## Record list
☆ ☆ ☆ ☆ ☆ ☆ ☆
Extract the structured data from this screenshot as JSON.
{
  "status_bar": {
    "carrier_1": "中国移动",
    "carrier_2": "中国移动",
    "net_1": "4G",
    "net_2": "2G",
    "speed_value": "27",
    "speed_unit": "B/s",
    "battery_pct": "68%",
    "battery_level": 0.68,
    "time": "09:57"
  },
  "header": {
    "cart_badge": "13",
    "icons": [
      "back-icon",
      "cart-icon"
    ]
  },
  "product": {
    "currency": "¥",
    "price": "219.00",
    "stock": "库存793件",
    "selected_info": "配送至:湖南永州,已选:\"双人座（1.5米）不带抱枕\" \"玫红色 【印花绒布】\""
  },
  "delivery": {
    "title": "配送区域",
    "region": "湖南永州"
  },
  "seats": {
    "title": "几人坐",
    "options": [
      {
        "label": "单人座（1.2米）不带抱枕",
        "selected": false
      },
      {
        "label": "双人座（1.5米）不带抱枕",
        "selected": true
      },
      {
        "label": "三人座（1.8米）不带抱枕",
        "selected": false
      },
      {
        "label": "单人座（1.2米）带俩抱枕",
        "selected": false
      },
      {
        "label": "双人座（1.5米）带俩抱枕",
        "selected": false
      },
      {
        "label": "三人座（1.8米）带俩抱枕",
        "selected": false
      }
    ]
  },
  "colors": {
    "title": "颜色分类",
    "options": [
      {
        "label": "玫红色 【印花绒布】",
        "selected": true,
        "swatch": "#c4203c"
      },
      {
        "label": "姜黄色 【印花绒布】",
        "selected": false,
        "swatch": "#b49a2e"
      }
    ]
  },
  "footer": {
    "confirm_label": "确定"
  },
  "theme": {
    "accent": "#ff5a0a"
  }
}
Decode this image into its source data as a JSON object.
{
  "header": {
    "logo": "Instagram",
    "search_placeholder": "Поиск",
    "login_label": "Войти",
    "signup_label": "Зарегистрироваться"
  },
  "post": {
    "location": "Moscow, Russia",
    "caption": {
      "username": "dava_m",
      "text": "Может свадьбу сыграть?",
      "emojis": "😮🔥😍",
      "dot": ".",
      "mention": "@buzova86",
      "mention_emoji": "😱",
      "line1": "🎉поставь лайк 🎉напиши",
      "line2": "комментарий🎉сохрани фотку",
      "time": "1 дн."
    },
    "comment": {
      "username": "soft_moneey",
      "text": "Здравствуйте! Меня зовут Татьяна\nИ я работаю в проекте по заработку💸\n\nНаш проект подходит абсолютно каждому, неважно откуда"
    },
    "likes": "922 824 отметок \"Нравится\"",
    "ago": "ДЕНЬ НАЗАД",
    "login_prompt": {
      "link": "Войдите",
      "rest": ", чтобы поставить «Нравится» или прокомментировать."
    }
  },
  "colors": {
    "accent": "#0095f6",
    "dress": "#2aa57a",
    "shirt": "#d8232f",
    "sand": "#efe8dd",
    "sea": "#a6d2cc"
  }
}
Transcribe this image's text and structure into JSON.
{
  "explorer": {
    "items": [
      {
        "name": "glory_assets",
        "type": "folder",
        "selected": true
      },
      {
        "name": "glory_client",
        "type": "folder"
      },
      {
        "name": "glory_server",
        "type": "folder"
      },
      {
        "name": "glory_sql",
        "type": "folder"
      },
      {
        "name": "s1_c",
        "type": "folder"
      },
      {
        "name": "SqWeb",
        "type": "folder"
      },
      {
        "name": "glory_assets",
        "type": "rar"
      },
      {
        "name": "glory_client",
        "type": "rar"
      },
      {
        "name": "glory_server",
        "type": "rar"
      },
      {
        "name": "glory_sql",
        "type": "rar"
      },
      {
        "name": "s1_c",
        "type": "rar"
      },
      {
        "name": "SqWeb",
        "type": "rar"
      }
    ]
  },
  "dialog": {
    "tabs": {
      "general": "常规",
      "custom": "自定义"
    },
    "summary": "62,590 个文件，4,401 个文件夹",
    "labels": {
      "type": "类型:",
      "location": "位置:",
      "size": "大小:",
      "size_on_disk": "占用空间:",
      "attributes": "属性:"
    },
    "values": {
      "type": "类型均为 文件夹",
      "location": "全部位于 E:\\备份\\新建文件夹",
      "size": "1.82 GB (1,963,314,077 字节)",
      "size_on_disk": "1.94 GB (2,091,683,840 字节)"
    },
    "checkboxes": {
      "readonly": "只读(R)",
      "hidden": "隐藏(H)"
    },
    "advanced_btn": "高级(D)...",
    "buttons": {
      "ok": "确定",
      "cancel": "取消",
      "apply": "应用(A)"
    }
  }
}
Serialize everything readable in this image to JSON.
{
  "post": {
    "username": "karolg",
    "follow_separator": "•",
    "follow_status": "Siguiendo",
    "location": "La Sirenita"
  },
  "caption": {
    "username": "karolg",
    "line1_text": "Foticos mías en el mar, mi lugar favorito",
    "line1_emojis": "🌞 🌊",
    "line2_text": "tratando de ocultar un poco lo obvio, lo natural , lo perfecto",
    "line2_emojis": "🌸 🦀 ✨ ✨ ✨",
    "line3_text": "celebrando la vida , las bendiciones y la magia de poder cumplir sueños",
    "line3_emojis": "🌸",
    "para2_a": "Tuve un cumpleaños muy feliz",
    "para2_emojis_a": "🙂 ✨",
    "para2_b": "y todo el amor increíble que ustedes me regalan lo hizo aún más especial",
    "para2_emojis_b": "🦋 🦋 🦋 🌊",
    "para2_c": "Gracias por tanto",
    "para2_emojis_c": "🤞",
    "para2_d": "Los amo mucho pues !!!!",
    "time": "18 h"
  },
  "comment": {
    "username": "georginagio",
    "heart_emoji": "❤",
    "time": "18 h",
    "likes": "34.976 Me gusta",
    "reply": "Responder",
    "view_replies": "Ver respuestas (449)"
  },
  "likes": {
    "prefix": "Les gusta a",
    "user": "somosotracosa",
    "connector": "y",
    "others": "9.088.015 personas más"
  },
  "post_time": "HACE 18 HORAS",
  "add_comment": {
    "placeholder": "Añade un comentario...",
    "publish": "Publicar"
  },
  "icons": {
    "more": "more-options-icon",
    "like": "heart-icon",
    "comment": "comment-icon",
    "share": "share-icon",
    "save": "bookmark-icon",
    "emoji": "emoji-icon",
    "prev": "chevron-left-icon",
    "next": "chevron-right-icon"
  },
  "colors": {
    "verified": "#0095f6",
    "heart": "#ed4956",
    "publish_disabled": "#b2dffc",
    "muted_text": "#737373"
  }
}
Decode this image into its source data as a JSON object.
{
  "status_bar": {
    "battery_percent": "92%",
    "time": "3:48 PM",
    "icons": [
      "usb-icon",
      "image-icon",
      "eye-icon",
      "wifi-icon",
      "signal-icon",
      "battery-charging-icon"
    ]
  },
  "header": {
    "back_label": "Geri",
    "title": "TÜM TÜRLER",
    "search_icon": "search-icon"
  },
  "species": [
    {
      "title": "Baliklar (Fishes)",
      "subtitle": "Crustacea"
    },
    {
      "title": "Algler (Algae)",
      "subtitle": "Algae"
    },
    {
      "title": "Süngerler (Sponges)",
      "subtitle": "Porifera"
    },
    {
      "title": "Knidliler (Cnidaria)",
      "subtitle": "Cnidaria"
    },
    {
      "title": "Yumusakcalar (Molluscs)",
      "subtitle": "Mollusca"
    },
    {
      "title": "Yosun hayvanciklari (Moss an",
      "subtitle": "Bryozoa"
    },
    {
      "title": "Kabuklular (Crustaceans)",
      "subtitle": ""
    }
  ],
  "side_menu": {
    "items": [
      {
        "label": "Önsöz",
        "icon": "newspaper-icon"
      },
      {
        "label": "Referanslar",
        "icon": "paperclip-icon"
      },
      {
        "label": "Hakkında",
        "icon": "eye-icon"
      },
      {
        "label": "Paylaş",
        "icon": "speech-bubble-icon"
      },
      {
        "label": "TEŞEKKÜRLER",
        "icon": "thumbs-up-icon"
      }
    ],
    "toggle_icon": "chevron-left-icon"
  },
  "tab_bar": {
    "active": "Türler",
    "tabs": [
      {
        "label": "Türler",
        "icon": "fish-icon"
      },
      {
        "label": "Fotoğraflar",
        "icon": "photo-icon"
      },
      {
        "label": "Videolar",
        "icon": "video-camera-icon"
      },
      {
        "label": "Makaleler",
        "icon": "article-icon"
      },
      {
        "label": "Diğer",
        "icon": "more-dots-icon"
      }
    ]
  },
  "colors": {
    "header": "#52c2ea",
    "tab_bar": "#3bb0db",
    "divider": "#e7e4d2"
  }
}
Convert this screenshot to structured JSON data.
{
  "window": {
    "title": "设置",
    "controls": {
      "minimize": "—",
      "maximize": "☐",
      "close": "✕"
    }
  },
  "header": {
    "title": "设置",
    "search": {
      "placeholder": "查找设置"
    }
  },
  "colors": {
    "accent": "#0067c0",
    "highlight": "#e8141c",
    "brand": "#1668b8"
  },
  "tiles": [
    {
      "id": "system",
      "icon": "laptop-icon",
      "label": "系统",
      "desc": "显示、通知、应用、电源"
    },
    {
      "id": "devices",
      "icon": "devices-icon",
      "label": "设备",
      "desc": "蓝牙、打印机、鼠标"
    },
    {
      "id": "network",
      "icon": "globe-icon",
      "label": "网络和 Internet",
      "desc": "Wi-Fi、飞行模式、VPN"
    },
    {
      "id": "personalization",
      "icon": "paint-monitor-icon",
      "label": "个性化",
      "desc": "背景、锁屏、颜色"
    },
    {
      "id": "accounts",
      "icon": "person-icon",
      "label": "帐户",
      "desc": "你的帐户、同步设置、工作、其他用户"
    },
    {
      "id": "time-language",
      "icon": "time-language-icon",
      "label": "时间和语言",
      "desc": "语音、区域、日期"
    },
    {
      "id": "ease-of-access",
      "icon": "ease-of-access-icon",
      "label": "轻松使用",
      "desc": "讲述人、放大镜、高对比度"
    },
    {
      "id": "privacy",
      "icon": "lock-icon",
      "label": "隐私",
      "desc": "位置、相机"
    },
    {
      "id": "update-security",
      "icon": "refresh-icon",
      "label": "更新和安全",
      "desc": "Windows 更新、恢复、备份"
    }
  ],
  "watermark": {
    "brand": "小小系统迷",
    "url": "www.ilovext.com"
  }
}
☆ ☆ ☆ ☆ ☆ ☆ ☆
## Task instructions
Take every line above carrying "location" and return it.

## Answer to this task
    "location": "Moscow, Russia",
      "location": "位置:",
      "location": "全部位于 E:\\备份\\新建文件夹",
    "location": "La Sirenita"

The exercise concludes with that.